═══ Given data ═══
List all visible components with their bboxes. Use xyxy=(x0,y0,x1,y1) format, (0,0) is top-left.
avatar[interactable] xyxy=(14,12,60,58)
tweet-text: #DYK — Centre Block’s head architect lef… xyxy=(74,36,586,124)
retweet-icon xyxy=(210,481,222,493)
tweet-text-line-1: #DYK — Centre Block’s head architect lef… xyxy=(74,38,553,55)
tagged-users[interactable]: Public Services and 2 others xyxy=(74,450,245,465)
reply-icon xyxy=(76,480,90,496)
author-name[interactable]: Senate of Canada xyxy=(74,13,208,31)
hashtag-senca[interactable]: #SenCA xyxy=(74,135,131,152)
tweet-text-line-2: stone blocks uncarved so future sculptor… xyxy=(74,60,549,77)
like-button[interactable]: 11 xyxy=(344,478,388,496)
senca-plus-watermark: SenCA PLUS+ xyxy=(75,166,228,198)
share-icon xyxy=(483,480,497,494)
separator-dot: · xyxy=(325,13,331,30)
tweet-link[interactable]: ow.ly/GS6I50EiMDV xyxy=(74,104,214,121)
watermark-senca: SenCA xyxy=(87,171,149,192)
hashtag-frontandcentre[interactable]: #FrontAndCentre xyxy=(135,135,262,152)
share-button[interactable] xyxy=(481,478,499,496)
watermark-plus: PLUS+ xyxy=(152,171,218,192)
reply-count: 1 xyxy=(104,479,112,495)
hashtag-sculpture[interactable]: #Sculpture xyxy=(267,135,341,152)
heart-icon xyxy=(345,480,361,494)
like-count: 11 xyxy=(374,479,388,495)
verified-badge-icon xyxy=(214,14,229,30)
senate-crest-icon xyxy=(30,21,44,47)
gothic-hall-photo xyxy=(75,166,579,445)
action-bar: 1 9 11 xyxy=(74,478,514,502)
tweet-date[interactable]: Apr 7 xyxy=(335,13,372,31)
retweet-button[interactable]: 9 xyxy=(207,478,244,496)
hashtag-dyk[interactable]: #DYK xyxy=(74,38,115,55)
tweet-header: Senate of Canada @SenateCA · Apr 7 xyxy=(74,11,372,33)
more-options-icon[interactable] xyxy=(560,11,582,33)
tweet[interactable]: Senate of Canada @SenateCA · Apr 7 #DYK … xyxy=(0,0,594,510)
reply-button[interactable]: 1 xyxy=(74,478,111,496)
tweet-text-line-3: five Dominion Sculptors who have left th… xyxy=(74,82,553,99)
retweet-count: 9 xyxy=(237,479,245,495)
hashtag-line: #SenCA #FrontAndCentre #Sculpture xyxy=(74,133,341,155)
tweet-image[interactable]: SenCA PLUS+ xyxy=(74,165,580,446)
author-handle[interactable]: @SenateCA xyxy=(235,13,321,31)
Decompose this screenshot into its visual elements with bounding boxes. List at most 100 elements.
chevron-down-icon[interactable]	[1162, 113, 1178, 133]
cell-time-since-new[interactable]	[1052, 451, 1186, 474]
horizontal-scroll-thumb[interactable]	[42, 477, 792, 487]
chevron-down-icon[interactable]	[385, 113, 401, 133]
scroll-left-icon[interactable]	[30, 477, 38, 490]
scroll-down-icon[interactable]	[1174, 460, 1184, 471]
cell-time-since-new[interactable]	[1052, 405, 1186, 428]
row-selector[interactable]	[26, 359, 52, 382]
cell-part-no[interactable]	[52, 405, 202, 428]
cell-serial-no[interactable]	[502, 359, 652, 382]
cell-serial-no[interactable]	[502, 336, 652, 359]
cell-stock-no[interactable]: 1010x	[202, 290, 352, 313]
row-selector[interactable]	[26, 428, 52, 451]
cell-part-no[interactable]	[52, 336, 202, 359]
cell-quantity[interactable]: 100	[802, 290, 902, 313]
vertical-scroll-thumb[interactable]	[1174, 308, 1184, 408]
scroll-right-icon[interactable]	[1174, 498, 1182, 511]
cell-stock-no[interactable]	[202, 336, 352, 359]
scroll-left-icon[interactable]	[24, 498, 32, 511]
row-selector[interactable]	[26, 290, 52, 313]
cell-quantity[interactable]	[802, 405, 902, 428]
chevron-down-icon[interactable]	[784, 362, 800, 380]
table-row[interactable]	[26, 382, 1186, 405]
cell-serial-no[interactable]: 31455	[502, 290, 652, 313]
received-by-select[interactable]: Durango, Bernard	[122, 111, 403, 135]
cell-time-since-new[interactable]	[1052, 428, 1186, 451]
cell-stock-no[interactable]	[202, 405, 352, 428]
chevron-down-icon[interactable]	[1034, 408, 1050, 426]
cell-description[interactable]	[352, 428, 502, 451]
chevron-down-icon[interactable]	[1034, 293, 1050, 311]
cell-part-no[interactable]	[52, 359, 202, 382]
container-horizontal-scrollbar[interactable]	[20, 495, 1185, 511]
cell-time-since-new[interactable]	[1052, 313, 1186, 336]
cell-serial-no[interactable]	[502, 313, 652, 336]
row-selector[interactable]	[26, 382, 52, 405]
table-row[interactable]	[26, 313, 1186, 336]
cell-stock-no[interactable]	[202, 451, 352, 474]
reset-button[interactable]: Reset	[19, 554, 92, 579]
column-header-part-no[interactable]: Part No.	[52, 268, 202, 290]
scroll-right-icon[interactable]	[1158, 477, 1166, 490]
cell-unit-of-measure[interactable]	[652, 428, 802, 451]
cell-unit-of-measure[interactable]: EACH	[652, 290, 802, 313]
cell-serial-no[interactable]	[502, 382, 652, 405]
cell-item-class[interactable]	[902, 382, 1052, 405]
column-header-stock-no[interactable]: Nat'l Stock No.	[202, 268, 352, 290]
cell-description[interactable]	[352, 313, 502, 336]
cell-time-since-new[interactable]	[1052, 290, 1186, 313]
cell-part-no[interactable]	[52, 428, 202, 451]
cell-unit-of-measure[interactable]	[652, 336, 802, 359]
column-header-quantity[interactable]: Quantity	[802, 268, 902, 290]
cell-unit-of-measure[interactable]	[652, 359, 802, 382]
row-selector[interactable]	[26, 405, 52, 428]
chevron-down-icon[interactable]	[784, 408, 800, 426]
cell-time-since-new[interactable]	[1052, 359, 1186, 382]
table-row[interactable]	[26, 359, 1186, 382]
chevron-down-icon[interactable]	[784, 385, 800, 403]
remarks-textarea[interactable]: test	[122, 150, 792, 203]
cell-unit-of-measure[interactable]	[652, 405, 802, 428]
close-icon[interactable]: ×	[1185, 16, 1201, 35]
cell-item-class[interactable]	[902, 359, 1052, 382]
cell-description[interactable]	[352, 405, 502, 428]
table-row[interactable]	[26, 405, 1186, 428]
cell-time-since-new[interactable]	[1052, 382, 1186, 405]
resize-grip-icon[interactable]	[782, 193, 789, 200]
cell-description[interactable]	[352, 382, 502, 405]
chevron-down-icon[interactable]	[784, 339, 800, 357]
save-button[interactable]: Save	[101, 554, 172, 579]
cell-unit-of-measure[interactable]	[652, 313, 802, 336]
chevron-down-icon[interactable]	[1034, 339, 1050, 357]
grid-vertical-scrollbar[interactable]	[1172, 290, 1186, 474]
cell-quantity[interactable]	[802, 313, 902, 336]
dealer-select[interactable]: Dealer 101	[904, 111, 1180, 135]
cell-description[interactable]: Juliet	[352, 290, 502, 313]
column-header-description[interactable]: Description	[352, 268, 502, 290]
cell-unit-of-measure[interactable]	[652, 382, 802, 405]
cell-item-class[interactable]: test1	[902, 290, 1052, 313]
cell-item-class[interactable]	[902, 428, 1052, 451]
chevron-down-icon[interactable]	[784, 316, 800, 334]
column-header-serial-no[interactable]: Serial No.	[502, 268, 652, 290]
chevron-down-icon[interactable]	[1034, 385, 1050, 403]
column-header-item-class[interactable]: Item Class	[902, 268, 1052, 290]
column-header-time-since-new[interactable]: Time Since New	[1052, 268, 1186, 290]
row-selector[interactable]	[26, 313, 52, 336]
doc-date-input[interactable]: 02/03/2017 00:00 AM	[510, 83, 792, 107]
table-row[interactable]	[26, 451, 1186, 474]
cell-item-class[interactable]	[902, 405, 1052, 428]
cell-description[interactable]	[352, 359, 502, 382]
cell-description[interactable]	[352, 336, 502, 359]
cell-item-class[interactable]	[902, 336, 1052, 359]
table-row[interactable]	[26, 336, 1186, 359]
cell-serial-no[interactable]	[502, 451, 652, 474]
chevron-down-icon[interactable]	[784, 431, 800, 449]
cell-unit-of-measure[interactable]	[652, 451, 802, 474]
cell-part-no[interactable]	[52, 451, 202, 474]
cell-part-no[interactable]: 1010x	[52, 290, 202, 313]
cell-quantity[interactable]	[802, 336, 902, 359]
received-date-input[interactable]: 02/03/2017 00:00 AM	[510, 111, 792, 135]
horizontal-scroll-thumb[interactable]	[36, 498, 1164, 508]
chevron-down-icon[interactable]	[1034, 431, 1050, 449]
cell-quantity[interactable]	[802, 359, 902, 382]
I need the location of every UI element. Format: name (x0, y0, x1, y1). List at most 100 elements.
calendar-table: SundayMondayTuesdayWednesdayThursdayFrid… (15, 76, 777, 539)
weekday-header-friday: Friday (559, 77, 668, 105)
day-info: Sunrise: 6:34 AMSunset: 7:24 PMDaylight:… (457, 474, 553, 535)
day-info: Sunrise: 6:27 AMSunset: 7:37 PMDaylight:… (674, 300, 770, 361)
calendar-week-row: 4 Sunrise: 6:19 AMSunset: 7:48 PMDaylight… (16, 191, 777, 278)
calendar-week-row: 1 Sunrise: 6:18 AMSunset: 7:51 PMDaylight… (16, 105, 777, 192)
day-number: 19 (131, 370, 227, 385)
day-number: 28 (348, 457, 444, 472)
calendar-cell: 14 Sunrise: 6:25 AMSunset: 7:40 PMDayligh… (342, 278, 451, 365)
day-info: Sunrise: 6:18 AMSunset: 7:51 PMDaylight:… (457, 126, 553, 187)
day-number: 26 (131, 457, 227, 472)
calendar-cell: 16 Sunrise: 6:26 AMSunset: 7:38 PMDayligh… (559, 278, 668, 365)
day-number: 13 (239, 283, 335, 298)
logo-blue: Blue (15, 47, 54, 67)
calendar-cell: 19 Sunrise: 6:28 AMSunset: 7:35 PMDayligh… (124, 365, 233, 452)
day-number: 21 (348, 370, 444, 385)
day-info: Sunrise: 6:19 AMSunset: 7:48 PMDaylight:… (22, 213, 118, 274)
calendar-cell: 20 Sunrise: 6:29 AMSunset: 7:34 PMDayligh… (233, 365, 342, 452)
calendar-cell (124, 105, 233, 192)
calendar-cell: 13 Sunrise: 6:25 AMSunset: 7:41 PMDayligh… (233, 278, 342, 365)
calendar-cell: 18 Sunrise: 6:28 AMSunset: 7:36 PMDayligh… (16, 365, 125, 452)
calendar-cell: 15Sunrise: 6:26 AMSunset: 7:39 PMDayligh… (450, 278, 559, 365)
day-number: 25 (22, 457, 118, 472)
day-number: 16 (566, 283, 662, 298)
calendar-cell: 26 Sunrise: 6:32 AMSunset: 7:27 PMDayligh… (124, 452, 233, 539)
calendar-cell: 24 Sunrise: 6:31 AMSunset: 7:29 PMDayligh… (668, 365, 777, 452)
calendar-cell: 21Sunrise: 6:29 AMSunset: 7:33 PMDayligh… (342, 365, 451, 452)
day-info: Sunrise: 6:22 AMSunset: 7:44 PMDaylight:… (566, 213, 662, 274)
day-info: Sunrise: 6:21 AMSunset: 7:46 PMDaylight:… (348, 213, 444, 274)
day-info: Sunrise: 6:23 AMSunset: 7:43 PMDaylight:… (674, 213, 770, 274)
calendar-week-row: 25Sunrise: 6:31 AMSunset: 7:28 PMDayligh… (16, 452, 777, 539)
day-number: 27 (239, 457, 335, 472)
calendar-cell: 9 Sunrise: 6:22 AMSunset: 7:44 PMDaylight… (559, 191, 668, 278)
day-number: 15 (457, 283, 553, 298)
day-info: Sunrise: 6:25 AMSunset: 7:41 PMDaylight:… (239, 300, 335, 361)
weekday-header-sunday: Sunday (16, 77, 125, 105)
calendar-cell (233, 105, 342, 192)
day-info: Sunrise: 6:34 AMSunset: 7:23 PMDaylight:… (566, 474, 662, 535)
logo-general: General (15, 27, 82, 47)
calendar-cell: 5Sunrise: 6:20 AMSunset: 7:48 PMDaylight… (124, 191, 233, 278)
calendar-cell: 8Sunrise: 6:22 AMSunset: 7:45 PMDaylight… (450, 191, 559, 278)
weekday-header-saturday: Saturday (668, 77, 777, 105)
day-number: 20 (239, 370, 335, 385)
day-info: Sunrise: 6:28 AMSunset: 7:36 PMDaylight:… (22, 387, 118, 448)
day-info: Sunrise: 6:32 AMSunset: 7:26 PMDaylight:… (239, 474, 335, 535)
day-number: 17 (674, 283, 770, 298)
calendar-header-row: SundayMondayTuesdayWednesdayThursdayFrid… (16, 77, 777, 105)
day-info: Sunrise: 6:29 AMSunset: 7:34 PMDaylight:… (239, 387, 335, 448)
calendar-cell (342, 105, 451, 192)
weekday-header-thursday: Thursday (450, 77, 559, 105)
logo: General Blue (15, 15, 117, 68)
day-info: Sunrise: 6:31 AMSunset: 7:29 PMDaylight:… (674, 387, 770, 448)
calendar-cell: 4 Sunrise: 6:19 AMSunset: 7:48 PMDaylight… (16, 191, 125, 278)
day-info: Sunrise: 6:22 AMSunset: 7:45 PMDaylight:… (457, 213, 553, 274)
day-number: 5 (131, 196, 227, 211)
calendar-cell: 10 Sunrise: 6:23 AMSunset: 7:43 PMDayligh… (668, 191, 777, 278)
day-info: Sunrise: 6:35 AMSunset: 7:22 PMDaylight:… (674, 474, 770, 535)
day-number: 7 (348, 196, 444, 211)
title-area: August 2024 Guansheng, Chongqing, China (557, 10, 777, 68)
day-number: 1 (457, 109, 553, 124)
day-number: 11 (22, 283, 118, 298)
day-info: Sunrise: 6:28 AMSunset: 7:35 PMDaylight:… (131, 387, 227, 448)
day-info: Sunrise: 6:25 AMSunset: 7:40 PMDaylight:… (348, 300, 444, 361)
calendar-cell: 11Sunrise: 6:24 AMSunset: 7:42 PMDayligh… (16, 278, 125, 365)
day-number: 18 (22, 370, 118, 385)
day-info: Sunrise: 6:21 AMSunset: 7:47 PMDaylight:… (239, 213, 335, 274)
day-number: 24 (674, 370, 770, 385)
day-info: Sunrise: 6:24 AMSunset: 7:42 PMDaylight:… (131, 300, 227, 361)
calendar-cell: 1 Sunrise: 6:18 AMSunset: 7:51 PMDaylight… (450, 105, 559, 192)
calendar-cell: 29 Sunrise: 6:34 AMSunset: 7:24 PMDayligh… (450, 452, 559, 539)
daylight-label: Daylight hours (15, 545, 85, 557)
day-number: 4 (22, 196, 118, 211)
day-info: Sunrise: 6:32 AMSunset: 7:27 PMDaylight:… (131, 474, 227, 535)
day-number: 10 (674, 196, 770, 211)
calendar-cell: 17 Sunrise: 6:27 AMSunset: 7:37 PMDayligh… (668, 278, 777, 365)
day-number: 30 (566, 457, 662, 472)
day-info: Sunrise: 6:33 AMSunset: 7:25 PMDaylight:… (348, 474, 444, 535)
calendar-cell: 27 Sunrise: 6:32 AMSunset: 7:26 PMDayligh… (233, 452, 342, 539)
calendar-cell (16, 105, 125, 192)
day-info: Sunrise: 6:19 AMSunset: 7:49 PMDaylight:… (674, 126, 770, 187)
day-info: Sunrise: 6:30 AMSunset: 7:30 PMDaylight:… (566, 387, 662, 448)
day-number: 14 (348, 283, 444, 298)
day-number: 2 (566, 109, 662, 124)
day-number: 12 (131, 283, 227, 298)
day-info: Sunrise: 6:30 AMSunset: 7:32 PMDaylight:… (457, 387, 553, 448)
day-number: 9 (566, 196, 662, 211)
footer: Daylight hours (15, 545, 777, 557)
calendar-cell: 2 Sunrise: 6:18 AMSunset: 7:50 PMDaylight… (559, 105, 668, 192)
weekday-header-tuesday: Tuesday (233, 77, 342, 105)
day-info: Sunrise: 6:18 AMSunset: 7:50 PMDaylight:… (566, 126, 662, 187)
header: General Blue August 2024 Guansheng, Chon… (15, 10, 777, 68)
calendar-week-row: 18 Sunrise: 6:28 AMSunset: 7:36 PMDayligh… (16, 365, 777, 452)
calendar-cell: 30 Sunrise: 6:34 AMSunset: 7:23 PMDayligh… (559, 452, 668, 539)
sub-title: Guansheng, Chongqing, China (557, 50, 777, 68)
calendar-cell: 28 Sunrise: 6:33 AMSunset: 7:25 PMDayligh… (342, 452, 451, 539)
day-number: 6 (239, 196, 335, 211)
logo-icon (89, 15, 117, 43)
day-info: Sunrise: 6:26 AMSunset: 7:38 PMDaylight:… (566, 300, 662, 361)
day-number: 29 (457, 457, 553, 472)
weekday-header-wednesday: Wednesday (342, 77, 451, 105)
═══
## Exercise aim
Reproduce the material above without changes, from its first line up to and including the line containing "retweet-count: 9 xyxy=(237,479,245,495)".

## Result of the exercise
List all visible components with their bboxes. Use xyxy=(x0,y0,x1,y1) format, (0,0) is top-left.
avatar[interactable] xyxy=(14,12,60,58)
tweet-text: #DYK — Centre Block’s head architect lef… xyxy=(74,36,586,124)
retweet-icon xyxy=(210,481,222,493)
tweet-text-line-1: #DYK — Centre Block’s head architect lef… xyxy=(74,38,553,55)
tagged-users[interactable]: Public Services and 2 others xyxy=(74,450,245,465)
reply-icon xyxy=(76,480,90,496)
author-name[interactable]: Senate of Canada xyxy=(74,13,208,31)
hashtag-senca[interactable]: #SenCA xyxy=(74,135,131,152)
tweet-text-line-2: stone blocks uncarved so future sculptor… xyxy=(74,60,549,77)
like-button[interactable]: 11 xyxy=(344,478,388,496)
senca-plus-watermark: SenCA PLUS+ xyxy=(75,166,228,198)
share-icon xyxy=(483,480,497,494)
separator-dot: · xyxy=(325,13,331,30)
tweet-link[interactable]: ow.ly/GS6I50EiMDV xyxy=(74,104,214,121)
watermark-senca: SenCA xyxy=(87,171,149,192)
hashtag-frontandcentre[interactable]: #FrontAndCentre xyxy=(135,135,262,152)
share-button[interactable] xyxy=(481,478,499,496)
watermark-plus: PLUS+ xyxy=(152,171,218,192)
reply-count: 1 xyxy=(104,479,112,495)
hashtag-sculpture[interactable]: #Sculpture xyxy=(267,135,341,152)
heart-icon xyxy=(345,480,361,494)
like-count: 11 xyxy=(374,479,388,495)
verified-badge-icon xyxy=(214,14,229,30)
senate-crest-icon xyxy=(30,21,44,47)
gothic-hall-photo xyxy=(75,166,579,445)
action-bar: 1 9 11 xyxy=(74,478,514,502)
tweet-date[interactable]: Apr 7 xyxy=(335,13,372,31)
retweet-button[interactable]: 9 xyxy=(207,478,244,496)
hashtag-dyk[interactable]: #DYK xyxy=(74,38,115,55)
tweet-header: Senate of Canada @SenateCA · Apr 7 xyxy=(74,11,372,33)
more-options-icon[interactable] xyxy=(560,11,582,33)
tweet[interactable]: Senate of Canada @SenateCA · Apr 7 #DYK … xyxy=(0,0,594,510)
reply-button[interactable]: 1 xyxy=(74,478,111,496)
tweet-text-line-3: five Dominion Sculptors who have left th… xyxy=(74,82,553,99)
retweet-count: 9 xyxy=(237,479,245,495)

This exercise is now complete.